Objective
Your task is to repeat the entries exactly. Leave the pictures out.

Part of a data file:
☆ ☆ ☆ ☆
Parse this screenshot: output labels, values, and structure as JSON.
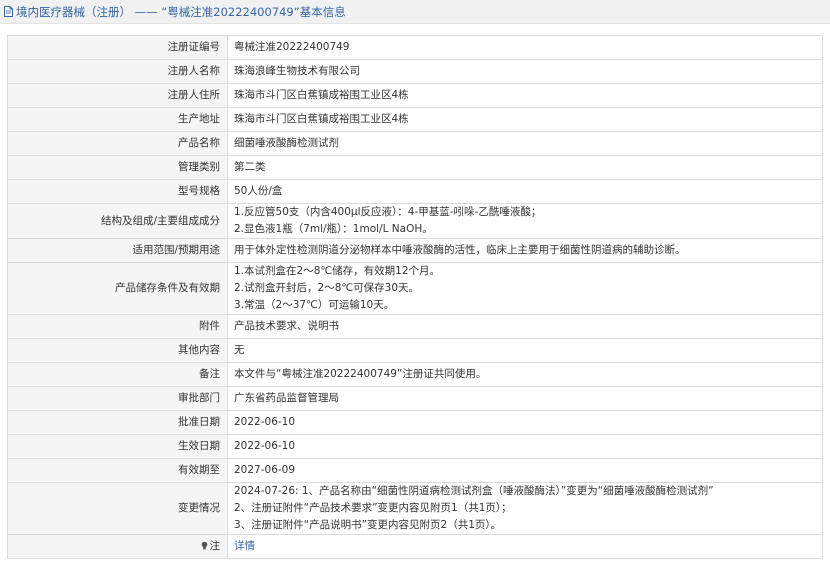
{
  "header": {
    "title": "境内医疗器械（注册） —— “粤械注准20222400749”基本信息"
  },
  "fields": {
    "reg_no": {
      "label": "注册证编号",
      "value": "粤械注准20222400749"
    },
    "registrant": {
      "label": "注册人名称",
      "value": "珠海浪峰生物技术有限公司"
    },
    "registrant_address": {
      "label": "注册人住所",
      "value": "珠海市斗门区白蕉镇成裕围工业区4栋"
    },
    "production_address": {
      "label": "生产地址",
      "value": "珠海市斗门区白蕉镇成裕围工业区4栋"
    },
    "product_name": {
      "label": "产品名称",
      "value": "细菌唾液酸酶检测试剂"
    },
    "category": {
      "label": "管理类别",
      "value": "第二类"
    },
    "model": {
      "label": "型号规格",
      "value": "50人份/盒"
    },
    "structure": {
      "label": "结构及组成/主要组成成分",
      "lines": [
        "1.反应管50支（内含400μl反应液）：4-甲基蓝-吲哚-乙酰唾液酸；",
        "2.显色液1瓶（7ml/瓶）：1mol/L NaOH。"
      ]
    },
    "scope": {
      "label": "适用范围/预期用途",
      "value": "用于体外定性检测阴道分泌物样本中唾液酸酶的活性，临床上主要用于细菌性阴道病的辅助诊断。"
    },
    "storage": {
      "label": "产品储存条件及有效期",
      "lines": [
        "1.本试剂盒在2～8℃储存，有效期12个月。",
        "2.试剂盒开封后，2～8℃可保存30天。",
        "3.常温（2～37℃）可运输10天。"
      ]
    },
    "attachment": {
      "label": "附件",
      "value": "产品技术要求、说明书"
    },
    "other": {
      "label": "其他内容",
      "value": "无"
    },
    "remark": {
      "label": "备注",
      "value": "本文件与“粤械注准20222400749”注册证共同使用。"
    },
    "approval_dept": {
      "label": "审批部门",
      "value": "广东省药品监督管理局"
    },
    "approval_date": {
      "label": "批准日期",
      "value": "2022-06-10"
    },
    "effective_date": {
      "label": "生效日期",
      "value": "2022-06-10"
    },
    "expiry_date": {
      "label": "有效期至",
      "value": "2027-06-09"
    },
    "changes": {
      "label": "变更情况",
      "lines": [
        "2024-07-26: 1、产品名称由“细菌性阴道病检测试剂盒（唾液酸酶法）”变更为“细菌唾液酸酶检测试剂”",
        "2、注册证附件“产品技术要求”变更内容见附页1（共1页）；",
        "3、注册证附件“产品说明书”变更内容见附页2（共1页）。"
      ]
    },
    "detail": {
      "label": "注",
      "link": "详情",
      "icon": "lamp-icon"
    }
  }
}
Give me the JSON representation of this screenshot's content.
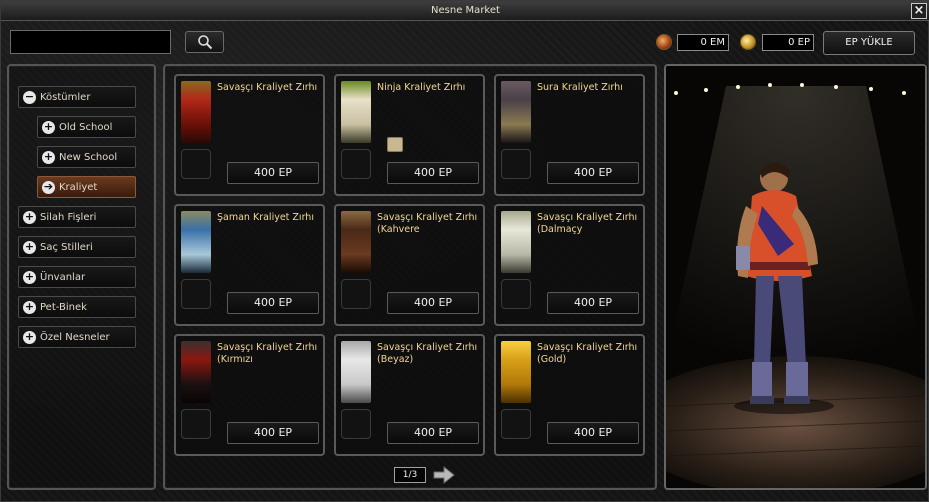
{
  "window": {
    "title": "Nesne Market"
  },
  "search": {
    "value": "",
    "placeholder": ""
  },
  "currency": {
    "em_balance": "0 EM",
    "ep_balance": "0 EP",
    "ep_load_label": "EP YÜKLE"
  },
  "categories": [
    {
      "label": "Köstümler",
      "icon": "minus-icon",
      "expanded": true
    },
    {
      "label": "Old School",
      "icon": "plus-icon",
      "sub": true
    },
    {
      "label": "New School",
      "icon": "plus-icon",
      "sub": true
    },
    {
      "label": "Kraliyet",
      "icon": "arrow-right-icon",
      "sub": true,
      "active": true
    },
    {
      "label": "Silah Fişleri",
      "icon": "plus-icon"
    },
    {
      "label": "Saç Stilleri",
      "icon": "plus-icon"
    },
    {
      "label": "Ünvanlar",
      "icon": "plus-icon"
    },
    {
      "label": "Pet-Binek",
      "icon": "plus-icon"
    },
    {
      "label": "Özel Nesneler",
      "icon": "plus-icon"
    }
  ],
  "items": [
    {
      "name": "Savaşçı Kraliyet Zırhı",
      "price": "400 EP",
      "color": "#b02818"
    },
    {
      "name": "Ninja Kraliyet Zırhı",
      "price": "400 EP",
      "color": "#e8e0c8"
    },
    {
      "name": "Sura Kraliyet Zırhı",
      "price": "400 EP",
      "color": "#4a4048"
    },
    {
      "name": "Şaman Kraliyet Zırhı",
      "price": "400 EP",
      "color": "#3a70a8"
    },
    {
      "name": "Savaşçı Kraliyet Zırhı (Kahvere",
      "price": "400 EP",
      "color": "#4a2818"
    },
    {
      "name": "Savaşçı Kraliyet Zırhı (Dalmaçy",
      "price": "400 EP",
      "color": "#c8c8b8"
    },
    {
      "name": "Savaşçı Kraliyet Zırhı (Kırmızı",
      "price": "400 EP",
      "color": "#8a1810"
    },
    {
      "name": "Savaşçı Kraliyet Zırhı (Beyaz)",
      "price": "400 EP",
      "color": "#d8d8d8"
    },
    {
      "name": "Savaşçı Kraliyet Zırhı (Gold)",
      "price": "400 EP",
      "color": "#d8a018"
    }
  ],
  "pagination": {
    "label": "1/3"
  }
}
☆ ☆ ☆ ☆
The solution
Parse this screenshot: output labels, values, and structure as JSON.
{
  "header": {
    "title": "境内医疗器械（注册） —— “粤械注准20222400749”基本信息"
  },
  "fields": {
    "reg_no": {
      "label": "注册证编号",
      "value": "粤械注准20222400749"
    },
    "registrant": {
      "label": "注册人名称",
      "value": "珠海浪峰生物技术有限公司"
    },
    "registrant_address": {
      "label": "注册人住所",
      "value": "珠海市斗门区白蕉镇成裕围工业区4栋"
    },
    "production_address": {
      "label": "生产地址",
      "value": "珠海市斗门区白蕉镇成裕围工业区4栋"
    },
    "product_name": {
      "label": "产品名称",
      "value": "细菌唾液酸酶检测试剂"
    },
    "category": {
      "label": "管理类别",
      "value": "第二类"
    },
    "model": {
      "label": "型号规格",
      "value": "50人份/盒"
    },
    "structure": {
      "label": "结构及组成/主要组成成分",
      "lines": [
        "1.反应管50支（内含400μl反应液）：4-甲基蓝-吲哚-乙酰唾液酸；",
        "2.显色液1瓶（7ml/瓶）：1mol/L NaOH。"
      ]
    },
    "scope": {
      "label": "适用范围/预期用途",
      "value": "用于体外定性检测阴道分泌物样本中唾液酸酶的活性，临床上主要用于细菌性阴道病的辅助诊断。"
    },
    "storage": {
      "label": "产品储存条件及有效期",
      "lines": [
        "1.本试剂盒在2～8℃储存，有效期12个月。",
        "2.试剂盒开封后，2～8℃可保存30天。",
        "3.常温（2～37℃）可运输10天。"
      ]
    },
    "attachment": {
      "label": "附件",
      "value": "产品技术要求、说明书"
    },
    "other": {
      "label": "其他内容",
      "value": "无"
    },
    "remark": {
      "label": "备注",
      "value": "本文件与“粤械注准20222400749”注册证共同使用。"
    },
    "approval_dept": {
      "label": "审批部门",
      "value": "广东省药品监督管理局"
    },
    "approval_date": {
      "label": "批准日期",
      "value": "2022-06-10"
    },
    "effective_date": {
      "label": "生效日期",
      "value": "2022-06-10"
    },
    "expiry_date": {
      "label": "有效期至",
      "value": "2027-06-09"
    },
    "changes": {
      "label": "变更情况",
      "lines": [
        "2024-07-26: 1、产品名称由“细菌性阴道病检测试剂盒（唾液酸酶法）”变更为“细菌唾液酸酶检测试剂”",
        "2、注册证附件“产品技术要求”变更内容见附页1（共1页）；",
        "3、注册证附件“产品说明书”变更内容见附页2（共1页）。"
      ]
    },
    "detail": {
      "label": "注",
      "link": "详情",
      "icon": "lamp-icon"
    }
  }
}
Give me the JSON representation of this screenshot's content.
{
  "window": {
    "title": "Nesne Market"
  },
  "search": {
    "value": "",
    "placeholder": ""
  },
  "currency": {
    "em_balance": "0 EM",
    "ep_balance": "0 EP",
    "ep_load_label": "EP YÜKLE"
  },
  "categories": [
    {
      "label": "Köstümler",
      "icon": "minus-icon",
      "expanded": true
    },
    {
      "label": "Old School",
      "icon": "plus-icon",
      "sub": true
    },
    {
      "label": "New School",
      "icon": "plus-icon",
      "sub": true
    },
    {
      "label": "Kraliyet",
      "icon": "arrow-right-icon",
      "sub": true,
      "active": true
    },
    {
      "label": "Silah Fişleri",
      "icon": "plus-icon"
    },
    {
      "label": "Saç Stilleri",
      "icon": "plus-icon"
    },
    {
      "label": "Ünvanlar",
      "icon": "plus-icon"
    },
    {
      "label": "Pet-Binek",
      "icon": "plus-icon"
    },
    {
      "label": "Özel Nesneler",
      "icon": "plus-icon"
    }
  ],
  "items": [
    {
      "name": "Savaşçı Kraliyet Zırhı",
      "price": "400 EP",
      "color": "#b02818"
    },
    {
      "name": "Ninja Kraliyet Zırhı",
      "price": "400 EP",
      "color": "#e8e0c8"
    },
    {
      "name": "Sura Kraliyet Zırhı",
      "price": "400 EP",
      "color": "#4a4048"
    },
    {
      "name": "Şaman Kraliyet Zırhı",
      "price": "400 EP",
      "color": "#3a70a8"
    },
    {
      "name": "Savaşçı Kraliyet Zırhı (Kahvere",
      "price": "400 EP",
      "color": "#4a2818"
    },
    {
      "name": "Savaşçı Kraliyet Zırhı (Dalmaçy",
      "price": "400 EP",
      "color": "#c8c8b8"
    },
    {
      "name": "Savaşçı Kraliyet Zırhı (Kırmızı",
      "price": "400 EP",
      "color": "#8a1810"
    },
    {
      "name": "Savaşçı Kraliyet Zırhı (Beyaz)",
      "price": "400 EP",
      "color": "#d8d8d8"
    },
    {
      "name": "Savaşçı Kraliyet Zırhı (Gold)",
      "price": "400 EP",
      "color": "#d8a018"
    }
  ],
  "pagination": {
    "label": "1/3"
  }
}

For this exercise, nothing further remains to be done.